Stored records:
#####

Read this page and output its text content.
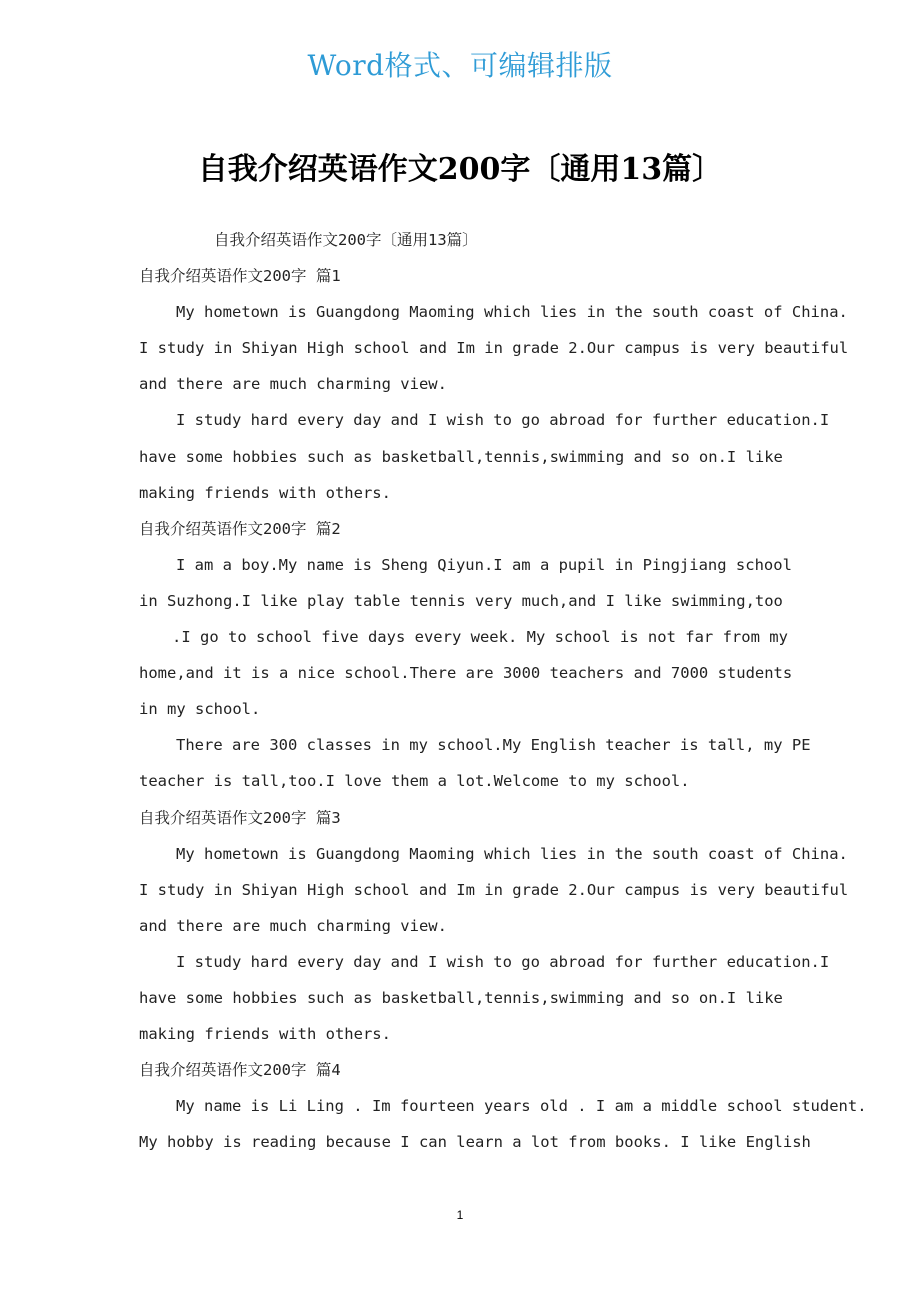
Word格式、可编辑排版
自我介绍英语作文200字〔通用13篇〕
自我介绍英语作文200字〔通用13篇〕
自我介绍英语作文200字 篇1
My hometown is Guangdong Maoming which lies in the south coast of China.
I study in Shiyan High school and Im in grade 2.Our campus is very beautiful
and there are much charming view.
I study hard every day and I wish to go abroad for further education.I
have some hobbies such as basketball,tennis,swimming and so on.I like
making friends with others.
自我介绍英语作文200字 篇2
I am a boy.My name is Sheng Qiyun.I am a pupil in Pingjiang school
in Suzhong.I like play table tennis very much,and I like swimming,too
.I go to school five days every week. My school is not far from my
home,and it is a nice school.There are 3000 teachers and 7000 students
in my school.
There are 300 classes in my school.My English teacher is tall, my PE
teacher is tall,too.I love them a lot.Welcome to my school.
自我介绍英语作文200字 篇3
My hometown is Guangdong Maoming which lies in the south coast of China.
I study in Shiyan High school and Im in grade 2.Our campus is very beautiful
and there are much charming view.
I study hard every day and I wish to go abroad for further education.I
have some hobbies such as basketball,tennis,swimming and so on.I like
making friends with others.
自我介绍英语作文200字 篇4
My name is Li Ling . Im fourteen years old . I am a middle school student.
My hobby is reading because I can learn a lot from books. I like English
1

#####

Task instructions = Copy out every line of the listing that includes the string "from".

Response for this exercise =
.I go to school five days every week. My school is not far from my
My hobby is reading because I can learn a lot from books. I like English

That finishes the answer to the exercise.